** START OF MATERIALS PROVIDED **

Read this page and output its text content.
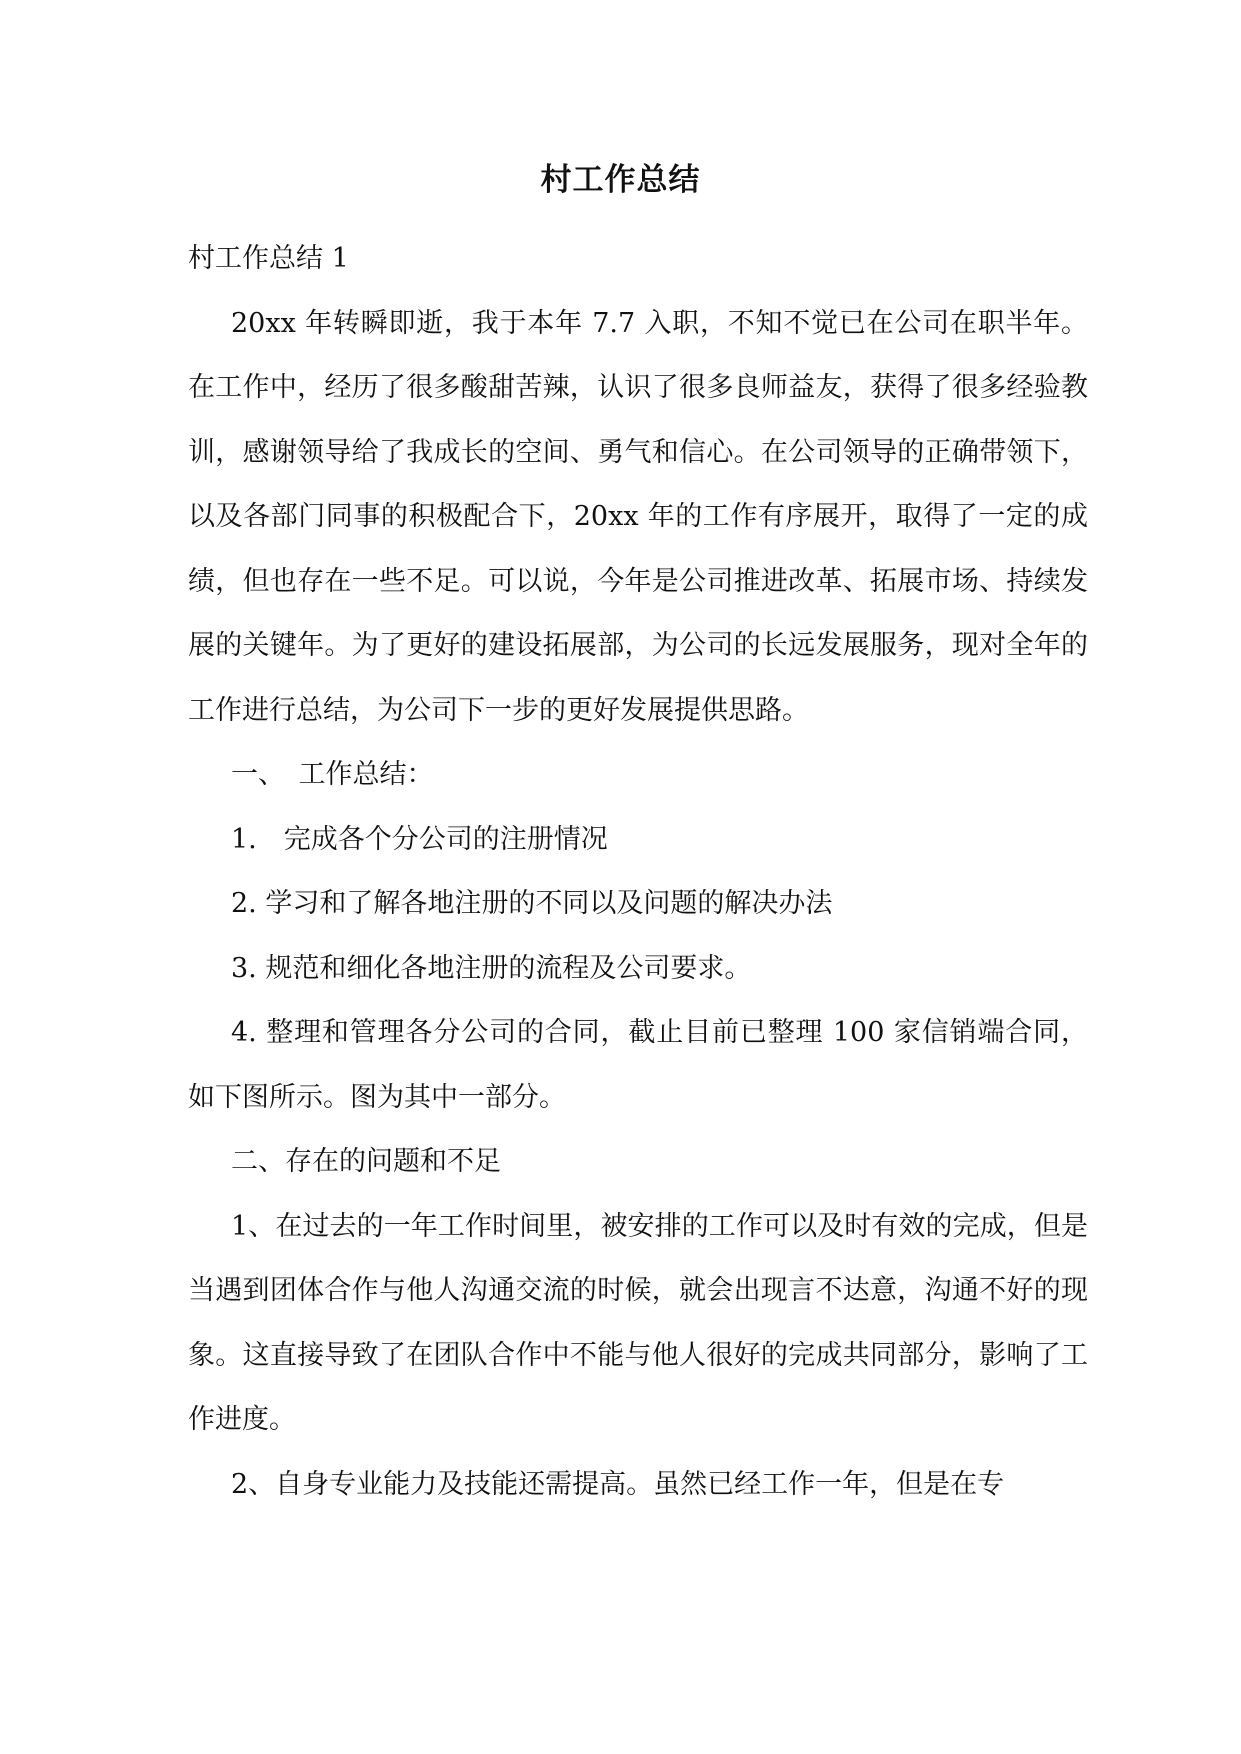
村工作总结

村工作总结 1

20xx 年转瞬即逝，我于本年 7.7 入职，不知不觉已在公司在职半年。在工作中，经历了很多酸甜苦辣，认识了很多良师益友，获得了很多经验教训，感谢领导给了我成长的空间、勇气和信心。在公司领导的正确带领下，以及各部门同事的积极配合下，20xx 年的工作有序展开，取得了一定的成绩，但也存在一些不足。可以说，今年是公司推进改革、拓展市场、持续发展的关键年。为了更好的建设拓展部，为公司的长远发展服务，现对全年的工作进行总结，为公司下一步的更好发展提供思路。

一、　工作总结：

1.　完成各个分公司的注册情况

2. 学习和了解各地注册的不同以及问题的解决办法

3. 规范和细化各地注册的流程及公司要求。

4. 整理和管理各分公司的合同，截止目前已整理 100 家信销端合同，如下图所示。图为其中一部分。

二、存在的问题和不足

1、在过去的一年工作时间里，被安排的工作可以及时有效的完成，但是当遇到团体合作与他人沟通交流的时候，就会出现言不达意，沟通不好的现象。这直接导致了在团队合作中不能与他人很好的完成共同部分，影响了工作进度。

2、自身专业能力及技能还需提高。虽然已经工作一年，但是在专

** END OF MATERIALS PROVIDED **

→ **TASK INSTRUCTIONS**: Go through the listing above and write it out again exactly, dropping the pictures.

→ **OUTPUT**:
Read this page and output its text content.
村工作总结

村工作总结 1

20xx 年转瞬即逝，我于本年 7.7 入职，不知不觉已在公司在职半年。在工作中，经历了很多酸甜苦辣，认识了很多良师益友，获得了很多经验教训，感谢领导给了我成长的空间、勇气和信心。在公司领导的正确带领下，以及各部门同事的积极配合下，20xx 年的工作有序展开，取得了一定的成绩，但也存在一些不足。可以说，今年是公司推进改革、拓展市场、持续发展的关键年。为了更好的建设拓展部，为公司的长远发展服务，现对全年的工作进行总结，为公司下一步的更好发展提供思路。

一、　工作总结：

1.　完成各个分公司的注册情况

2. 学习和了解各地注册的不同以及问题的解决办法

3. 规范和细化各地注册的流程及公司要求。

4. 整理和管理各分公司的合同，截止目前已整理 100 家信销端合同，如下图所示。图为其中一部分。

二、存在的问题和不足

1、在过去的一年工作时间里，被安排的工作可以及时有效的完成，但是当遇到团体合作与他人沟通交流的时候，就会出现言不达意，沟通不好的现象。这直接导致了在团队合作中不能与他人很好的完成共同部分，影响了工作进度。

2、自身专业能力及技能还需提高。虽然已经工作一年，但是在专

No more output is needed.